(Source records)
--- Begin ---

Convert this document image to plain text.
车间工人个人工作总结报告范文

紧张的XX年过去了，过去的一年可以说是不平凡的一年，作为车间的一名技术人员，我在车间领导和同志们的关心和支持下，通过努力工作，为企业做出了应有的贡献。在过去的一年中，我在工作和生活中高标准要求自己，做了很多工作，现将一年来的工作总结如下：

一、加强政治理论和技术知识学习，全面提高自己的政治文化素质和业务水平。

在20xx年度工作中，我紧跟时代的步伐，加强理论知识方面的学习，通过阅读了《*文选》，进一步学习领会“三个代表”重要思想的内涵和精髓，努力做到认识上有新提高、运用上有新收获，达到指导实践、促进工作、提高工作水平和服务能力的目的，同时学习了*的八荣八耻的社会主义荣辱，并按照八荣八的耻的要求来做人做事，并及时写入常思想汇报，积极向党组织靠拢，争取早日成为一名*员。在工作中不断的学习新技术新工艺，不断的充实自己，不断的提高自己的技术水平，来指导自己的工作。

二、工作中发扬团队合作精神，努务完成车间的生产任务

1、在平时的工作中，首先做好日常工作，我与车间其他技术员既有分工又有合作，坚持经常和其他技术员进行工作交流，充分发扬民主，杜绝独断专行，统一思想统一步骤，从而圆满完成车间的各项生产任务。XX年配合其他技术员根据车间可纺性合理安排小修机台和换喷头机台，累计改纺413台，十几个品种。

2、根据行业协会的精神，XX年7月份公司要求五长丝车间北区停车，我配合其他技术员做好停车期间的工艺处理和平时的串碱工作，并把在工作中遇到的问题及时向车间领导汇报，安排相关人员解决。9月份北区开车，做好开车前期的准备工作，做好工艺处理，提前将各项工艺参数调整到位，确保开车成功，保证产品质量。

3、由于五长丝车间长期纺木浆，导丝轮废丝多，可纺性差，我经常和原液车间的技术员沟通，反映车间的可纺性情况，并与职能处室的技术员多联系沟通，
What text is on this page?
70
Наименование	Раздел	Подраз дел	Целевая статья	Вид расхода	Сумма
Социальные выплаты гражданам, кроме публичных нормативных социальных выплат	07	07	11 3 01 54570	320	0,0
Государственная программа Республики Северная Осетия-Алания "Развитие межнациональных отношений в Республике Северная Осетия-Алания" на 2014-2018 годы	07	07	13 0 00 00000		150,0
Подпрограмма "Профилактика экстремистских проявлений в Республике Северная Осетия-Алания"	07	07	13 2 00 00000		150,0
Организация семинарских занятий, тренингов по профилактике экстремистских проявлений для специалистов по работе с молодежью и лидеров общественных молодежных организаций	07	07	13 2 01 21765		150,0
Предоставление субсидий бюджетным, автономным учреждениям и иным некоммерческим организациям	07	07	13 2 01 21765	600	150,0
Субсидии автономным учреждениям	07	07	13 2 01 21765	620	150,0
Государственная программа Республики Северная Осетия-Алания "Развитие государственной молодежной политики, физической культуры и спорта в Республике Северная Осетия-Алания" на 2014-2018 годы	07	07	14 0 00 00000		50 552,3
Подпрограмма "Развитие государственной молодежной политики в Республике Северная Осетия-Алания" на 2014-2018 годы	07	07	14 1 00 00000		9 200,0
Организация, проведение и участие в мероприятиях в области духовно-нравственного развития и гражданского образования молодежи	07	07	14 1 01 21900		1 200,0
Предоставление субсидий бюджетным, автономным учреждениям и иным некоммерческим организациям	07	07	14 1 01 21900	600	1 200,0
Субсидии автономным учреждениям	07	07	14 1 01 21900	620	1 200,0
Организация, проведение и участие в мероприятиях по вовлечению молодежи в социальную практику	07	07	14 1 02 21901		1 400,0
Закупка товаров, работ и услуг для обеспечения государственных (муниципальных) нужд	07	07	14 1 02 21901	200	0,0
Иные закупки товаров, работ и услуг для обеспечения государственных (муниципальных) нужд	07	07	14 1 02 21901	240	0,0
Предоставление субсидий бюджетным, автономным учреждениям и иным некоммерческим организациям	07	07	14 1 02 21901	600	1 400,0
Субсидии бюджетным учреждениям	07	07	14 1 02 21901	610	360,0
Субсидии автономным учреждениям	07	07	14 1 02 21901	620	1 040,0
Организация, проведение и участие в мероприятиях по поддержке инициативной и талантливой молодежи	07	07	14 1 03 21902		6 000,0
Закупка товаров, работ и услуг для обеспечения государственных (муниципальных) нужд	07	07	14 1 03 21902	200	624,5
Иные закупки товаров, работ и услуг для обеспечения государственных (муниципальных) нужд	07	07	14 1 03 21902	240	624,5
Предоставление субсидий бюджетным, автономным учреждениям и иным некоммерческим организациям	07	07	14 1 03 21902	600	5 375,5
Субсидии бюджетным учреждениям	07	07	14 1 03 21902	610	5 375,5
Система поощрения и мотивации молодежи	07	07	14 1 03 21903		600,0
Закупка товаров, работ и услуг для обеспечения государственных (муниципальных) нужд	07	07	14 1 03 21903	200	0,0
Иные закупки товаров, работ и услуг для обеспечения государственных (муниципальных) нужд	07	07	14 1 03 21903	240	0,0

--- End ---

Exercise objective: Go through the entries above and count the lines containing the word "this"; give only that count.

Exercise result: 2